# ACTIVITY:
Copy the data that follows exactly as it is, excluding all pictures.

---------- ENTRIES PROVIDED

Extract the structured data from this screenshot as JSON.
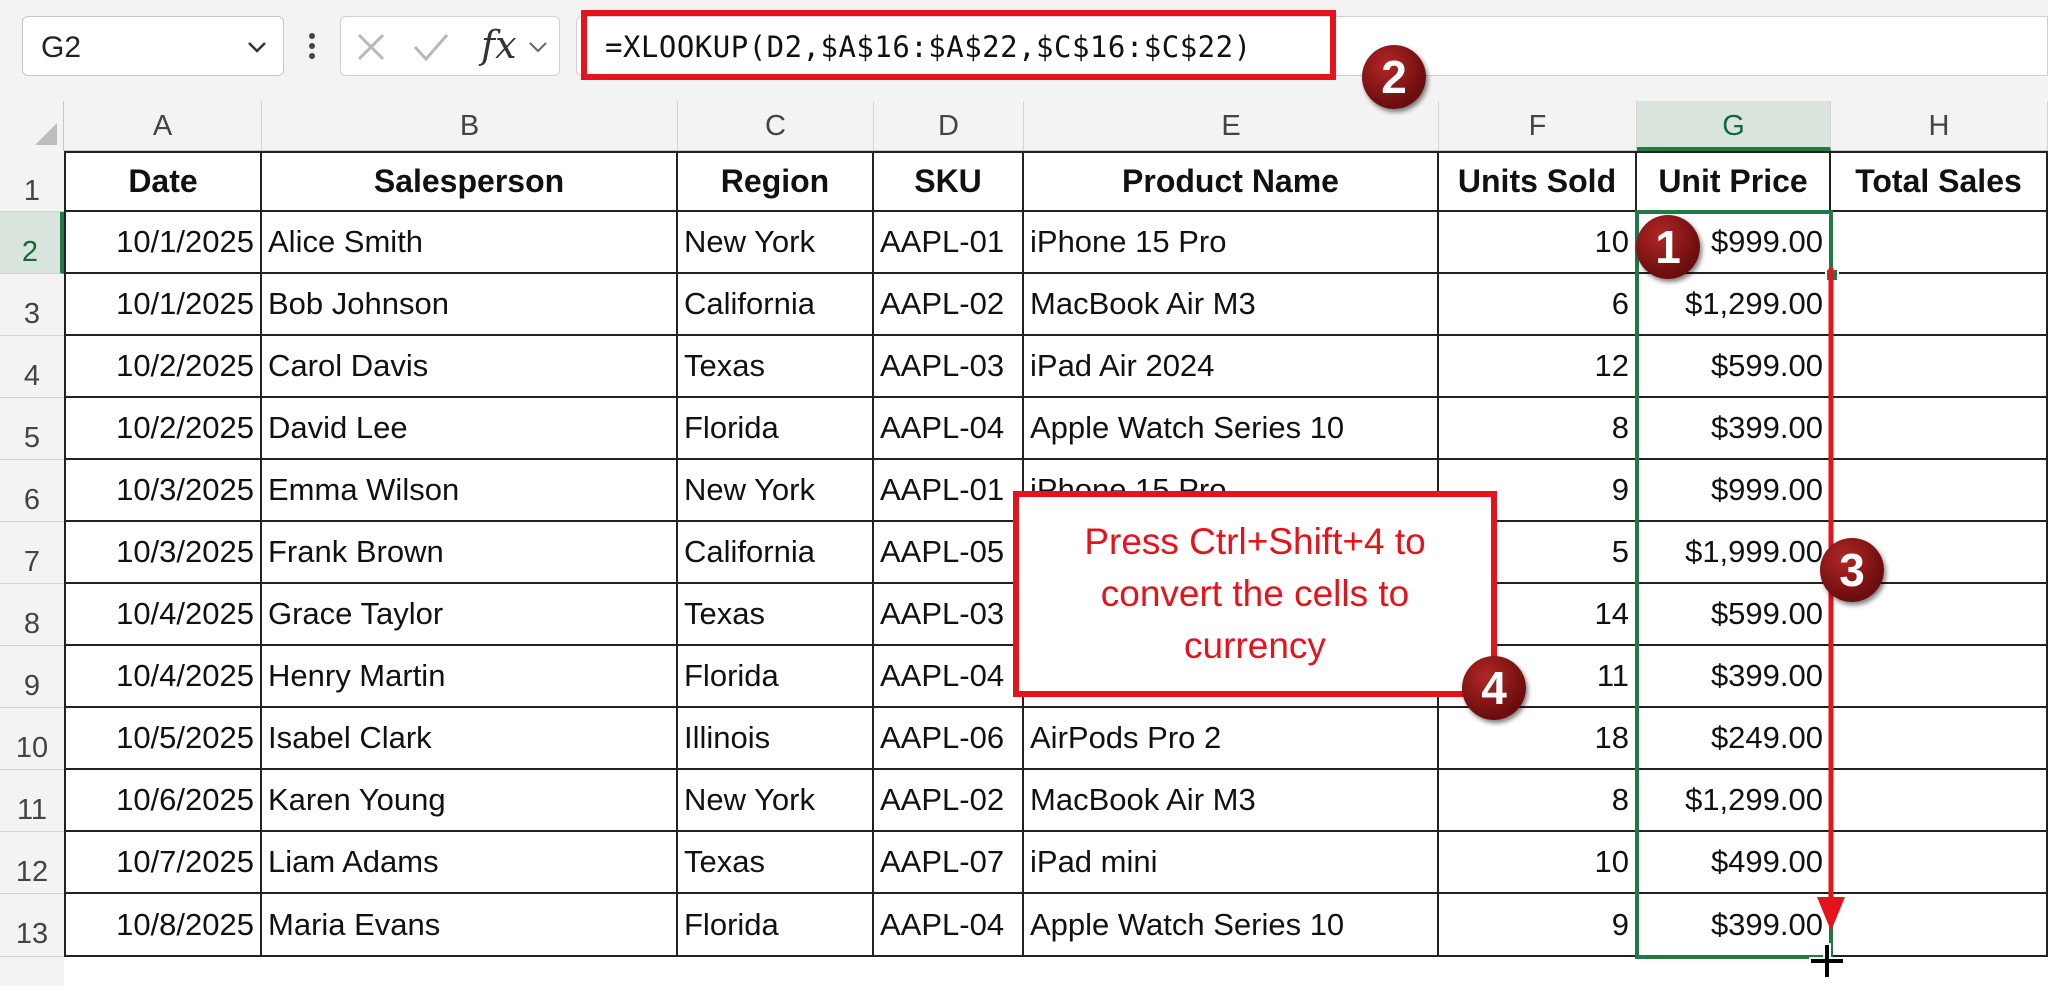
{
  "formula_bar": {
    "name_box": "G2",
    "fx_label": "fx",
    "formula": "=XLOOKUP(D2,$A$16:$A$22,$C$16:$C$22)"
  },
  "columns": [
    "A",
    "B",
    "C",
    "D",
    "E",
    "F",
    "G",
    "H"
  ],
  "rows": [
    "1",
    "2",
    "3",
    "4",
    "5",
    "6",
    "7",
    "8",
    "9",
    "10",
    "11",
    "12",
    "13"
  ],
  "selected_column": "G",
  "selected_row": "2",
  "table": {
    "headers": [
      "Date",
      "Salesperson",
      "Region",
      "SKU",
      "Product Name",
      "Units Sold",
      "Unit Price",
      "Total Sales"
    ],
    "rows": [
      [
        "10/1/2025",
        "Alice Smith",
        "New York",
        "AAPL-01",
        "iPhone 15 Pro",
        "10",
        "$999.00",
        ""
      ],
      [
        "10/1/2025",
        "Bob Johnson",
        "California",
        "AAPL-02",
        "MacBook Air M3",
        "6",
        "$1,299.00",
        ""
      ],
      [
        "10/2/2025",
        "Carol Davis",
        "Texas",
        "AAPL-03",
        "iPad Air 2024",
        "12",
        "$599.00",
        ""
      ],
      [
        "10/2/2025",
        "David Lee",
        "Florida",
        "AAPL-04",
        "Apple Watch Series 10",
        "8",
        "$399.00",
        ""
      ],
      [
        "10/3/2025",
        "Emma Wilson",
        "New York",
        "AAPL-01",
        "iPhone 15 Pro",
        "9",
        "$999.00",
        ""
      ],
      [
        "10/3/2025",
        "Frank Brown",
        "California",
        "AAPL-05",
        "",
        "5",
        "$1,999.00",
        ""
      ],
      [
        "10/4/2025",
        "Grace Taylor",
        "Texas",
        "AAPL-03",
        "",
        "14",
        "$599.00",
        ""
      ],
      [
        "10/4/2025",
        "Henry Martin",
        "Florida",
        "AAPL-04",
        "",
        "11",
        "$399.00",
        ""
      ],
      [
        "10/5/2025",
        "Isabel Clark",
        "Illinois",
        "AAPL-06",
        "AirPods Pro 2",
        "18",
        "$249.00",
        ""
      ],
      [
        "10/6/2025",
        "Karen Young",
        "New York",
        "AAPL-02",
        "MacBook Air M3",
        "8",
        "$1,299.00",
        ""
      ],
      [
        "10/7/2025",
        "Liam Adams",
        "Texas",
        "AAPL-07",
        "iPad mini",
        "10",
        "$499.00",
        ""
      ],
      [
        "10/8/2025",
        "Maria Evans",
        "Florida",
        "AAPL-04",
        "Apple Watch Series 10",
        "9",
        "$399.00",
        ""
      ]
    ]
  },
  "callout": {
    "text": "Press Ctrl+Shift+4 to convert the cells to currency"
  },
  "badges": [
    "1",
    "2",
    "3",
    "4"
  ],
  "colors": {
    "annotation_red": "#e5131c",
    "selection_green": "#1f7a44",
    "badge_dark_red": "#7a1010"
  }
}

--------------------

# EXERCISE ANSWER:
Extract the structured data from this screenshot as JSON.
{
  "formula_bar": {
    "name_box": "G2",
    "fx_label": "fx",
    "formula": "=XLOOKUP(D2,$A$16:$A$22,$C$16:$C$22)"
  },
  "columns": [
    "A",
    "B",
    "C",
    "D",
    "E",
    "F",
    "G",
    "H"
  ],
  "rows": [
    "1",
    "2",
    "3",
    "4",
    "5",
    "6",
    "7",
    "8",
    "9",
    "10",
    "11",
    "12",
    "13"
  ],
  "selected_column": "G",
  "selected_row": "2",
  "table": {
    "headers": [
      "Date",
      "Salesperson",
      "Region",
      "SKU",
      "Product Name",
      "Units Sold",
      "Unit Price",
      "Total Sales"
    ],
    "rows": [
      [
        "10/1/2025",
        "Alice Smith",
        "New York",
        "AAPL-01",
        "iPhone 15 Pro",
        "10",
        "$999.00",
        ""
      ],
      [
        "10/1/2025",
        "Bob Johnson",
        "California",
        "AAPL-02",
        "MacBook Air M3",
        "6",
        "$1,299.00",
        ""
      ],
      [
        "10/2/2025",
        "Carol Davis",
        "Texas",
        "AAPL-03",
        "iPad Air 2024",
        "12",
        "$599.00",
        ""
      ],
      [
        "10/2/2025",
        "David Lee",
        "Florida",
        "AAPL-04",
        "Apple Watch Series 10",
        "8",
        "$399.00",
        ""
      ],
      [
        "10/3/2025",
        "Emma Wilson",
        "New York",
        "AAPL-01",
        "iPhone 15 Pro",
        "9",
        "$999.00",
        ""
      ],
      [
        "10/3/2025",
        "Frank Brown",
        "California",
        "AAPL-05",
        "",
        "5",
        "$1,999.00",
        ""
      ],
      [
        "10/4/2025",
        "Grace Taylor",
        "Texas",
        "AAPL-03",
        "",
        "14",
        "$599.00",
        ""
      ],
      [
        "10/4/2025",
        "Henry Martin",
        "Florida",
        "AAPL-04",
        "",
        "11",
        "$399.00",
        ""
      ],
      [
        "10/5/2025",
        "Isabel Clark",
        "Illinois",
        "AAPL-06",
        "AirPods Pro 2",
        "18",
        "$249.00",
        ""
      ],
      [
        "10/6/2025",
        "Karen Young",
        "New York",
        "AAPL-02",
        "MacBook Air M3",
        "8",
        "$1,299.00",
        ""
      ],
      [
        "10/7/2025",
        "Liam Adams",
        "Texas",
        "AAPL-07",
        "iPad mini",
        "10",
        "$499.00",
        ""
      ],
      [
        "10/8/2025",
        "Maria Evans",
        "Florida",
        "AAPL-04",
        "Apple Watch Series 10",
        "9",
        "$399.00",
        ""
      ]
    ]
  },
  "callout": {
    "text": "Press Ctrl+Shift+4 to convert the cells to currency"
  },
  "badges": [
    "1",
    "2",
    "3",
    "4"
  ],
  "colors": {
    "annotation_red": "#e5131c",
    "selection_green": "#1f7a44",
    "badge_dark_red": "#7a1010"
  }
}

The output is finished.